Objective
Each entry below is to be transcribed exactly.
══ Given information ══
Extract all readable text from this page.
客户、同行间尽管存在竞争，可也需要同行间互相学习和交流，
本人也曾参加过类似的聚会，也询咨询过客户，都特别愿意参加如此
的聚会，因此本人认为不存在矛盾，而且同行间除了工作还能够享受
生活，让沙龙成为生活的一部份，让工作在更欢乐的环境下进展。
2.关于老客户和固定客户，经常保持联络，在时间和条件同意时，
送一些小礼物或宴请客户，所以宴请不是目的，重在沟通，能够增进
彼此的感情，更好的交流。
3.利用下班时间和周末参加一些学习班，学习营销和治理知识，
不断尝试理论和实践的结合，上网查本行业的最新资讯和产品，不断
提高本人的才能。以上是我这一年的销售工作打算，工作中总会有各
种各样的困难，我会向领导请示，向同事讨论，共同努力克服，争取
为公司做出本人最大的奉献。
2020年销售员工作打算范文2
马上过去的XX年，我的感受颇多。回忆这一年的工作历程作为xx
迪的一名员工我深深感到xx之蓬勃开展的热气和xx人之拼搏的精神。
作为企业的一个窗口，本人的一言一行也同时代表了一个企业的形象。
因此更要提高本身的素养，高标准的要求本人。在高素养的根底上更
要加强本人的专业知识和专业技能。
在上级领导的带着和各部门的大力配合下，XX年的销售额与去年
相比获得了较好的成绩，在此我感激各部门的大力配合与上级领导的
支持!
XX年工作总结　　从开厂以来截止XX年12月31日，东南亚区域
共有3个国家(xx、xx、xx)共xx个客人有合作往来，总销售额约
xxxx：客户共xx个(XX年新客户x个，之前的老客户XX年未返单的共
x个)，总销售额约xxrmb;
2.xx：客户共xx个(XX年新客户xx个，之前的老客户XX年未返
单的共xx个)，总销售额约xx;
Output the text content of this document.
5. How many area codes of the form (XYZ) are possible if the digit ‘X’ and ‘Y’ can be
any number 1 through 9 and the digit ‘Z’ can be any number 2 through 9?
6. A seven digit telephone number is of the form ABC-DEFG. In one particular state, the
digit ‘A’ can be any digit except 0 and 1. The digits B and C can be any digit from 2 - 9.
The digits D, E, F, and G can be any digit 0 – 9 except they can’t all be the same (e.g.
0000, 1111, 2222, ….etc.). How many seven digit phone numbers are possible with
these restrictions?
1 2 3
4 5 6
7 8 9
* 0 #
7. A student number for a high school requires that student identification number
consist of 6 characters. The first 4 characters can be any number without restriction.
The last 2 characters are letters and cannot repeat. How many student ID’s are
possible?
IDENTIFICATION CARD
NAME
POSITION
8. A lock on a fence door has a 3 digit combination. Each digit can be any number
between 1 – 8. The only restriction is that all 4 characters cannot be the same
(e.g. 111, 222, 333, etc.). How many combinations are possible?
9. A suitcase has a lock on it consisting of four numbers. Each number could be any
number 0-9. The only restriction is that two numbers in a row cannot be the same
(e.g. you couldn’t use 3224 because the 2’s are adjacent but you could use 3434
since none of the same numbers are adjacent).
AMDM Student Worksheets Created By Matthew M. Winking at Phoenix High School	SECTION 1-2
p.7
═══
Exercise result
Extract all readable text from this page.
客户、同行间尽管存在竞争，可也需要同行间互相学习和交流，
本人也曾参加过类似的聚会，也询咨询过客户，都特别愿意参加如此
的聚会，因此本人认为不存在矛盾，而且同行间除了工作还能够享受
生活，让沙龙成为生活的一部份，让工作在更欢乐的环境下进展。
2.关于老客户和固定客户，经常保持联络，在时间和条件同意时，
送一些小礼物或宴请客户，所以宴请不是目的，重在沟通，能够增进
彼此的感情，更好的交流。
3.利用下班时间和周末参加一些学习班，学习营销和治理知识，
不断尝试理论和实践的结合，上网查本行业的最新资讯和产品，不断
提高本人的才能。以上是我这一年的销售工作打算，工作中总会有各
种各样的困难，我会向领导请示，向同事讨论，共同努力克服，争取
为公司做出本人最大的奉献。
2020年销售员工作打算范文2
马上过去的XX年，我的感受颇多。回忆这一年的工作历程作为xx
迪的一名员工我深深感到xx之蓬勃开展的热气和xx人之拼搏的精神。
作为企业的一个窗口，本人的一言一行也同时代表了一个企业的形象。
因此更要提高本身的素养，高标准的要求本人。在高素养的根底上更
要加强本人的专业知识和专业技能。
在上级领导的带着和各部门的大力配合下，XX年的销售额与去年
相比获得了较好的成绩，在此我感激各部门的大力配合与上级领导的
支持!
XX年工作总结　　从开厂以来截止XX年12月31日，东南亚区域
共有3个国家(xx、xx、xx)共xx个客人有合作往来，总销售额约
xxxx：客户共xx个(XX年新客户x个，之前的老客户XX年未返单的共
x个)，总销售额约xxrmb;
2.xx：客户共xx个(XX年新客户xx个，之前的老客户XX年未返
单的共xx个)，总销售额约xx;
Output the text content of this document.
5. How many area codes of the form (XYZ) are possible if the digit ‘X’ and ‘Y’ can be
any number 1 through 9 and the digit ‘Z’ can be any number 2 through 9?
6. A seven digit telephone number is of the form ABC-DEFG. In one particular state, the
digit ‘A’ can be any digit except 0 and 1. The digits B and C can be any digit from 2 - 9.
The digits D, E, F, and G can be any digit 0 – 9 except they can’t all be the same (e.g.
0000, 1111, 2222, ….etc.). How many seven digit phone numbers are possible with
these restrictions?
1 2 3
4 5 6
7 8 9
* 0 #
7. A student number for a high school requires that student identification number
consist of 6 characters. The first 4 characters can be any number without restriction.
The last 2 characters are letters and cannot repeat. How many student ID’s are
possible?
IDENTIFICATION CARD
NAME
POSITION
8. A lock on a fence door has a 3 digit combination. Each digit can be any number
between 1 – 8. The only restriction is that all 4 characters cannot be the same
(e.g. 111, 222, 333, etc.). How many combinations are possible?
9. A suitcase has a lock on it consisting of four numbers. Each number could be any
number 0-9. The only restriction is that two numbers in a row cannot be the same
(e.g. you couldn’t use 3224 because the 2’s are adjacent but you could use 3434
since none of the same numbers are adjacent).
AMDM Student Worksheets Created By Matthew M. Winking at Phoenix High School	SECTION 1-2
p.7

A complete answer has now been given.